[Records from a collection]
_____

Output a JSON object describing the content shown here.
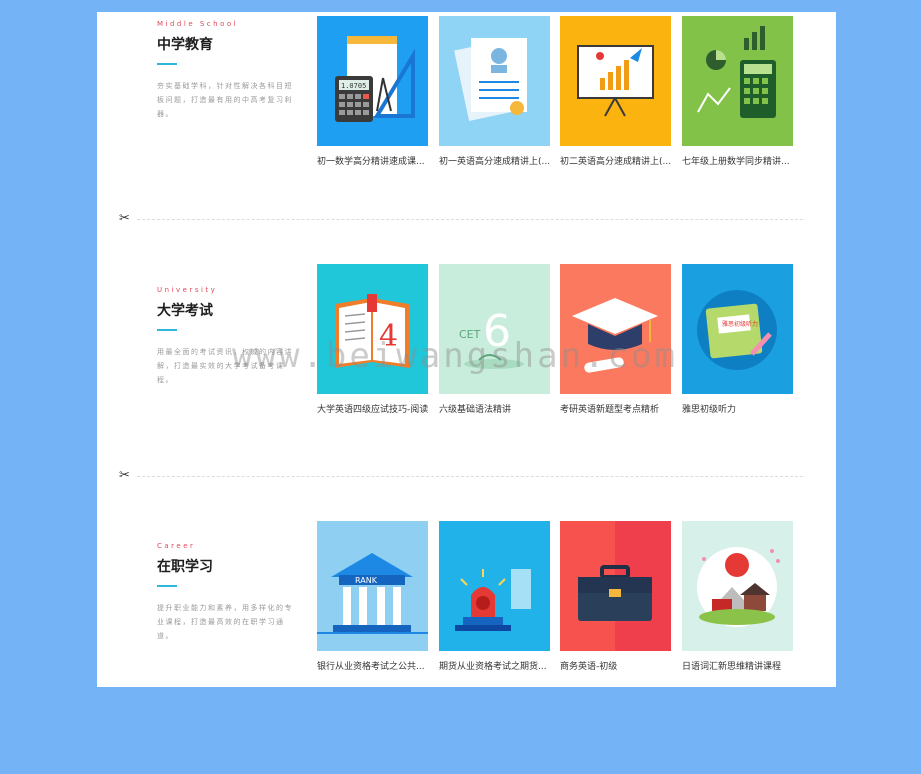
{
  "sections": [
    {
      "en": "Middle School",
      "zh": "中学教育",
      "desc": "夯实基础学科，针对性解决各科目短板问题，打造最有用的中高考复习利器。",
      "courses": [
        {
          "title": "初一数学高分精讲速成课..."
        },
        {
          "title": "初一英语高分速成精讲上(..."
        },
        {
          "title": "初二英语高分速成精讲上(..."
        },
        {
          "title": "七年级上册数学同步精讲..."
        }
      ]
    },
    {
      "en": "University",
      "zh": "大学考试",
      "desc": "用最全面的考试资讯，权威的内容讲解，打造最实效的大学考试备考课程。",
      "courses": [
        {
          "title": "大学英语四级应试技巧-阅读"
        },
        {
          "title": "六级基础语法精讲"
        },
        {
          "title": "考研英语新题型考点精析"
        },
        {
          "title": "雅思初级听力"
        }
      ]
    },
    {
      "en": "Career",
      "zh": "在职学习",
      "desc": "提升职业能力和素养，用多样化的专业课程，打造最高效的在职学习通道。",
      "courses": [
        {
          "title": "银行从业资格考试之公共..."
        },
        {
          "title": "期货从业资格考试之期货..."
        },
        {
          "title": "商务英语-初级"
        },
        {
          "title": "日语词汇新思维精讲课程"
        }
      ]
    }
  ],
  "thumb_text": {
    "calc_display": "1.0705",
    "cet_label": "CET",
    "cet_number": "6",
    "four_label": "4",
    "ielts_label": "雅思初级听力",
    "bank_label": "RANK"
  },
  "watermark": "www.beiwangshan.com",
  "icons": {
    "divider": "scissors-icon"
  },
  "colors": {
    "background": "#74b3f6",
    "accent_en": "#e04a5a",
    "accent_underline": "#2cb8d6"
  }
}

_____

#### OBJECTIVE:
Gather up every line in the data above that contains the word "title", copying each one.

#### WRITTEN RESPONSE:
          "title": "初一数学高分精讲速成课..."
          "title": "初一英语高分速成精讲上(..."
          "title": "初二英语高分速成精讲上(..."
          "title": "七年级上册数学同步精讲..."
          "title": "大学英语四级应试技巧-阅读"
          "title": "六级基础语法精讲"
          "title": "考研英语新题型考点精析"
          "title": "雅思初级听力"
          "title": "银行从业资格考试之公共..."
          "title": "期货从业资格考试之期货..."
          "title": "商务英语-初级"
          "title": "日语词汇新思维精讲课程"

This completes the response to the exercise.